ENTRIES PROVIDED:
*****

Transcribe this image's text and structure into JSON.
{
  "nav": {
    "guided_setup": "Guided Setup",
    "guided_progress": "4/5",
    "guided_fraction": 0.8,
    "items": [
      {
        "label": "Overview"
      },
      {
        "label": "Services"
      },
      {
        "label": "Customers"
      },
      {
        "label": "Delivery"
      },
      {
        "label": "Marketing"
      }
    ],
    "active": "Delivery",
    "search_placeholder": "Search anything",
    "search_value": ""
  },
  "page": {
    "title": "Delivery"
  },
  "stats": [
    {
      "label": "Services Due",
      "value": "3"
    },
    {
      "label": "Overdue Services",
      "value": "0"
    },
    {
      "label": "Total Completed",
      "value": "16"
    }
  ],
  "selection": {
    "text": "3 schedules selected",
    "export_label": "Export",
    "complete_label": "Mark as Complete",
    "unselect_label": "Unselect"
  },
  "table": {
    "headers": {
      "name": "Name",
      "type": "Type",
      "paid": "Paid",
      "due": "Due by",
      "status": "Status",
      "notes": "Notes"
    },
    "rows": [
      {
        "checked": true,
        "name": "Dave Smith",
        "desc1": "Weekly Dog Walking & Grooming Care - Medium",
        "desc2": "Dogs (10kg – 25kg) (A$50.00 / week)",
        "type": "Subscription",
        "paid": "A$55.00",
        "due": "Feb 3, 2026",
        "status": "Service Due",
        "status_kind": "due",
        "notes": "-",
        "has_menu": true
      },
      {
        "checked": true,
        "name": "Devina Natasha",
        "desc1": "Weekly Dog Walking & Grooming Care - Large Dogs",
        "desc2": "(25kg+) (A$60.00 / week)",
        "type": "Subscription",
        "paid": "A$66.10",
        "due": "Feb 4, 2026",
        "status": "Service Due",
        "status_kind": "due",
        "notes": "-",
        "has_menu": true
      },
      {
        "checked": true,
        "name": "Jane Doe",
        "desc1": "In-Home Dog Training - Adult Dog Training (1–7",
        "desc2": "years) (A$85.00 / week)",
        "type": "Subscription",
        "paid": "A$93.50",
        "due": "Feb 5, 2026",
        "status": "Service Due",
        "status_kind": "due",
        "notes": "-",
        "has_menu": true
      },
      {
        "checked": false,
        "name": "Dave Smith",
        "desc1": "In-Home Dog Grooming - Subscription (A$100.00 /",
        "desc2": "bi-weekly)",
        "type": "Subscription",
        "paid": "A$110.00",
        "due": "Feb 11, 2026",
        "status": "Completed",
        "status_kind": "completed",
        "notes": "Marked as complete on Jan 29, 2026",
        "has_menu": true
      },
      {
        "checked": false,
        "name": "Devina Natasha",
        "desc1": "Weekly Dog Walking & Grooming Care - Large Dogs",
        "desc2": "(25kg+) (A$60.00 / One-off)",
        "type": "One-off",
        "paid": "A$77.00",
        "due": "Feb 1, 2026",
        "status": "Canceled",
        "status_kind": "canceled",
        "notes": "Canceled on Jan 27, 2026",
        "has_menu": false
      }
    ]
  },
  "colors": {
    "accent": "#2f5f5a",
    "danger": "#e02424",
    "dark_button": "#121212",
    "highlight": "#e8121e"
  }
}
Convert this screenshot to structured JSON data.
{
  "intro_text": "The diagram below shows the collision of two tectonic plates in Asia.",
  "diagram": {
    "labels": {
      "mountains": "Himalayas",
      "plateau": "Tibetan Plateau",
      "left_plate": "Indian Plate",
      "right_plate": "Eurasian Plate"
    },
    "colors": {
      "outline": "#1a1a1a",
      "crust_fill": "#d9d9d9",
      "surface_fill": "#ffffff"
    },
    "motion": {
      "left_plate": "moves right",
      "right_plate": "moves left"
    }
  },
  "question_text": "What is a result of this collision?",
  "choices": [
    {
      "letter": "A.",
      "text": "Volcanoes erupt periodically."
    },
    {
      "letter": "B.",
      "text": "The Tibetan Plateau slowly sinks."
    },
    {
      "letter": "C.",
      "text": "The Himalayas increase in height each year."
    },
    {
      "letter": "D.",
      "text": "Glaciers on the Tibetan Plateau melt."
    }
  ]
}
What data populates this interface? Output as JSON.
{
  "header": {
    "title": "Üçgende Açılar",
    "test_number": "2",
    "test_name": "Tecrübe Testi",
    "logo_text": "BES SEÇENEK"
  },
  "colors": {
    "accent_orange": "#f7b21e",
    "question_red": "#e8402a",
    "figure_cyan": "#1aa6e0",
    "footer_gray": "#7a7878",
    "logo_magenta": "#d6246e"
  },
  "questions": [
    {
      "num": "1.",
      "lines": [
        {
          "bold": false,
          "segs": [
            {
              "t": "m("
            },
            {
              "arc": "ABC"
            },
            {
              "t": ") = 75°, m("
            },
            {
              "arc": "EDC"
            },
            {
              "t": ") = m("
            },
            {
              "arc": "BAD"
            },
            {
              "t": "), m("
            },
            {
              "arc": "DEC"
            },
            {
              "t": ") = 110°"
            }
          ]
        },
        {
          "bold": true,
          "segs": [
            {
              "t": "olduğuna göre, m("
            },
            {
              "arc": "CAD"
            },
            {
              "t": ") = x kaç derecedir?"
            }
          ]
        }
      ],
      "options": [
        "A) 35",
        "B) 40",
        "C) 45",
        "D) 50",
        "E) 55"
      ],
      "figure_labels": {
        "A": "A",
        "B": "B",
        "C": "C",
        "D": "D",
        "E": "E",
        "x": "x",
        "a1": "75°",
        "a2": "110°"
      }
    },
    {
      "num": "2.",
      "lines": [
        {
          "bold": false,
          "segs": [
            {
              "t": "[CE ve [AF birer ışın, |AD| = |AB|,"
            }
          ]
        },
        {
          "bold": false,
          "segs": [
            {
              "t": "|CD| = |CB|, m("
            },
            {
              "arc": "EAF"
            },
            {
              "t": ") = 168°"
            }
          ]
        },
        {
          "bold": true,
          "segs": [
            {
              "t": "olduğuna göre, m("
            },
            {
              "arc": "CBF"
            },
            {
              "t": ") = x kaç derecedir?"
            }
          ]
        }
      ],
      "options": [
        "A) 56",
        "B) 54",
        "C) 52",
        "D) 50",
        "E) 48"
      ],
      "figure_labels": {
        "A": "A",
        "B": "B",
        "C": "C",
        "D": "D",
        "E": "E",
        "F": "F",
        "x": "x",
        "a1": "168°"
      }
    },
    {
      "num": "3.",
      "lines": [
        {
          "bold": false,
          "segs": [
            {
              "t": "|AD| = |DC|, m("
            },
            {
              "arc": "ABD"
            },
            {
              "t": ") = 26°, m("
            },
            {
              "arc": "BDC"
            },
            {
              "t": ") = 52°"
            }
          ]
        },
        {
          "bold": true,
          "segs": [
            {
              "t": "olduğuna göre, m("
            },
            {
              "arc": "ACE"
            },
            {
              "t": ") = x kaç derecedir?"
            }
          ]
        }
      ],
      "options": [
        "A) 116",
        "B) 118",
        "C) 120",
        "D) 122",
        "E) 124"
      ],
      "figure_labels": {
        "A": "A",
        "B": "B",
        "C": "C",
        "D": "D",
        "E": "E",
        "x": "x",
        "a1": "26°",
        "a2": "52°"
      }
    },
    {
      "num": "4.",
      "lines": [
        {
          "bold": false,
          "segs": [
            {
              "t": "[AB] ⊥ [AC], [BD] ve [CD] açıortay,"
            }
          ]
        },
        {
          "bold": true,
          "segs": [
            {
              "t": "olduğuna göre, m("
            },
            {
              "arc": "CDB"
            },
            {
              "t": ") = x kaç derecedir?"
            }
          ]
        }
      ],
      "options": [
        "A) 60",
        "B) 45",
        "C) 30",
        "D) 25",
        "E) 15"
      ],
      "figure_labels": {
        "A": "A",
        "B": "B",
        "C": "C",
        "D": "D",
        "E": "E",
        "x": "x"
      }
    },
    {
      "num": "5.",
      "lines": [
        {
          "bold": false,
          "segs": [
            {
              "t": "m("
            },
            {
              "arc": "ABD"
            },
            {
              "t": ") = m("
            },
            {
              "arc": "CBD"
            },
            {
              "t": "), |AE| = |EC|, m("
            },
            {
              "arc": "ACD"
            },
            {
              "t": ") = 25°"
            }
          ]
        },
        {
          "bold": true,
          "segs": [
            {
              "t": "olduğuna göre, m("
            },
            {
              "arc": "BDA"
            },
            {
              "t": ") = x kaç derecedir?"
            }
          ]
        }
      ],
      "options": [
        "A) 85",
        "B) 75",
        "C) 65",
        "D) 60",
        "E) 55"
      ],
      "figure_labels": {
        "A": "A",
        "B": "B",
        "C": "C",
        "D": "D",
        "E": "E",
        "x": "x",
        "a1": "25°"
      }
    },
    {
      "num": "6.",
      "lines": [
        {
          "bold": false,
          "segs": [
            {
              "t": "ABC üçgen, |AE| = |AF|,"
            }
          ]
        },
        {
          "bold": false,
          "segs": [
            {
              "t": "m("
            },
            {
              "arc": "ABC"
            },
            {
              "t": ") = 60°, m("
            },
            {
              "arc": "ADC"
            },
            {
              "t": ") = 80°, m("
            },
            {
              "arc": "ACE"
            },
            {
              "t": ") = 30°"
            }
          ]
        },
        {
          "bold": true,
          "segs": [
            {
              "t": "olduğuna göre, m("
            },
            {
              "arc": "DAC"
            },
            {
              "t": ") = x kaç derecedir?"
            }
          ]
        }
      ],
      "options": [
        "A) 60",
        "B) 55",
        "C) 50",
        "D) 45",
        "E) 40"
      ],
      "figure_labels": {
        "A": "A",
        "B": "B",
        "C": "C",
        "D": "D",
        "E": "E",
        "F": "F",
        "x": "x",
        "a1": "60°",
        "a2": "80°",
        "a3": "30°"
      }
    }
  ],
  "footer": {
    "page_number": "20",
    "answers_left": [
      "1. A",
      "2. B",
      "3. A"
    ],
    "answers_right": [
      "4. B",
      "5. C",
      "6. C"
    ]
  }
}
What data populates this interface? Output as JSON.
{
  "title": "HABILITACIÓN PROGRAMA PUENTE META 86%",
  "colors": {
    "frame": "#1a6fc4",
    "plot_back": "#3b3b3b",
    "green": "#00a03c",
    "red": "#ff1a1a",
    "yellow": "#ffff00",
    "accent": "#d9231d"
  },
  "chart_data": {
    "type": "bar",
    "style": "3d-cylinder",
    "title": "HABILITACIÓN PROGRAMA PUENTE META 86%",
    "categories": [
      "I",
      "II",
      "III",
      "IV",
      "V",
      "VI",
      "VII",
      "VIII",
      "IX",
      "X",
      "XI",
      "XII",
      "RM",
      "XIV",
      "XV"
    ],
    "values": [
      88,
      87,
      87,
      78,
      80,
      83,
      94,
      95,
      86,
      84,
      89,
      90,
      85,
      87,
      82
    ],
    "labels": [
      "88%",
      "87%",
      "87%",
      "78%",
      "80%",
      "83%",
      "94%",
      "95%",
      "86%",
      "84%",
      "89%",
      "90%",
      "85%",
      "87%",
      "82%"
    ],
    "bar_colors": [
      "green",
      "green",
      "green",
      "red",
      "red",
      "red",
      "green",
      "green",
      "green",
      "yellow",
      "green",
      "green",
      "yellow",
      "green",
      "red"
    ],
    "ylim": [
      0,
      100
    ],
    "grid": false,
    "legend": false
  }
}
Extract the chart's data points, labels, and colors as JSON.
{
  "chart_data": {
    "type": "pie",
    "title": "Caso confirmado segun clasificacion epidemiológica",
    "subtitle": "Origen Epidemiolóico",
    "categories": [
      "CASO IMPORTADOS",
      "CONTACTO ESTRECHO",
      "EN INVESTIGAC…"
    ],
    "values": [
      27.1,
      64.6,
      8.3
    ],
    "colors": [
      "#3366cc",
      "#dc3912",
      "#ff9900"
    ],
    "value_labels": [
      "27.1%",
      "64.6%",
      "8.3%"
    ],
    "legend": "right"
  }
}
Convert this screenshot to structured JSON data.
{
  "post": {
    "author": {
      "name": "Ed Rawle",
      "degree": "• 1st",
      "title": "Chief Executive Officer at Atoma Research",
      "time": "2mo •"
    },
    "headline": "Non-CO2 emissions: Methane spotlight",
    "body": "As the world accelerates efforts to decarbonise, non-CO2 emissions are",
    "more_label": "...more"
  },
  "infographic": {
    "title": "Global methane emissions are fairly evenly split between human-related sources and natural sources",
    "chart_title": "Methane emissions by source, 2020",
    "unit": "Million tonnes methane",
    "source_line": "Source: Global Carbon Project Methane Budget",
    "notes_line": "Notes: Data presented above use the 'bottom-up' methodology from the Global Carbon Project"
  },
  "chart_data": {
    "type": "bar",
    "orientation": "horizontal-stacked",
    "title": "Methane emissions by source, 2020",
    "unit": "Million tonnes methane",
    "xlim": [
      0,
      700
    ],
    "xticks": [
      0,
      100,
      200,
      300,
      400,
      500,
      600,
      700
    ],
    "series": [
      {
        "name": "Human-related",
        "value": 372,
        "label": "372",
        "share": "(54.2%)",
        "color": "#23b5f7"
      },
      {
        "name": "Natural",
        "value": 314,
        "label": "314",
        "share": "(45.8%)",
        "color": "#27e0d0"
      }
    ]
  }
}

*****

WHAT YOU HAVE TO DO: Select, from the listing, all lines that include the word "collision".

THE SOLUTION:
  "intro_text": "The diagram below shows the collision of two tectonic plates in Asia.",
  "question_text": "What is a result of this collision?",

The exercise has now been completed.